§ WHAT YOU WILL DO: Below are the records. List every line holding the word "century".

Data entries
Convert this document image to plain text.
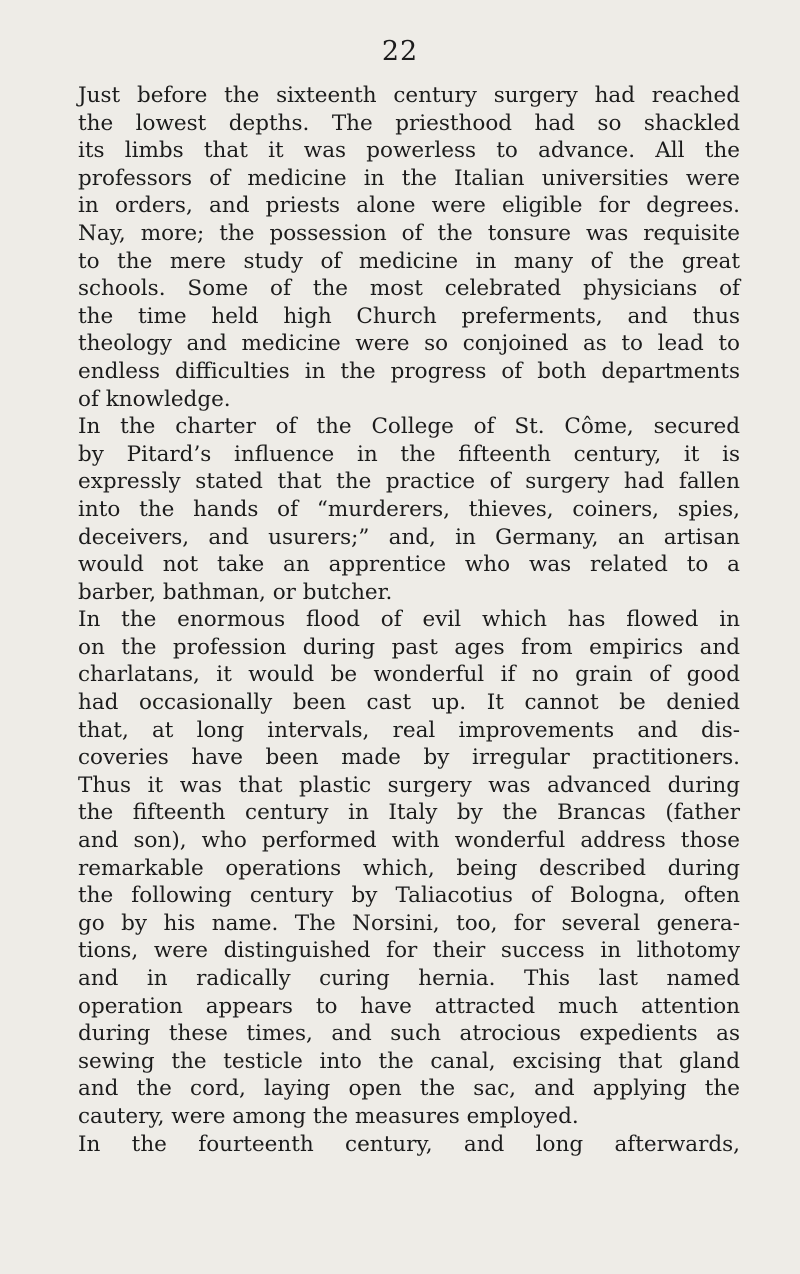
22
Just before the sixteenth century surgery had reached
the lowest depths. The priesthood had so shackled
its limbs that it was powerless to advance. All the
professors of medicine in the Italian universities were
in orders, and priests alone were eligible for degrees.
Nay, more; the possession of the tonsure was requisite
to the mere study of medicine in many of the great
schools. Some of the most celebrated physicians of
the time held high Church preferments, and thus
theology and medicine were so conjoined as to lead to
endless difficulties in the progress of both departments
of knowledge.
In the charter of the College of St. Côme, secured
by Pitard’s influence in the fifteenth century, it is
expressly stated that the practice of surgery had fallen
into the hands of “murderers, thieves, coiners, spies,
deceivers, and usurers;” and, in Germany, an artisan
would not take an apprentice who was related to a
barber, bathman, or butcher.
In the enormous flood of evil which has flowed in
on the profession during past ages from empirics and
charlatans, it would be wonderful if no grain of good
had occasionally been cast up. It cannot be denied
that, at long intervals, real improvements and dis-
coveries have been made by irregular practitioners.
Thus it was that plastic surgery was advanced during
the fifteenth century in Italy by the Brancas (father
and son), who performed with wonderful address those
remarkable operations which, being described during
the following century by Taliacotius of Bologna, often
go by his name. The Norsini, too, for several genera-
tions, were distinguished for their success in lithotomy
and in radically curing hernia. This last named
operation appears to have attracted much attention
during these times, and such atrocious expedients as
sewing the testicle into the canal, excising that gland
and the cord, laying open the sac, and applying the
cautery, were among the measures employed.
In the fourteenth century, and long afterwards,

§ RIGHT ANSWER:
Just before the sixteenth century surgery had reached
by Pitard’s influence in the fifteenth century, it is
the fifteenth century in Italy by the Brancas (father
the following century by Taliacotius of Bologna, often
In the fourteenth century, and long afterwards,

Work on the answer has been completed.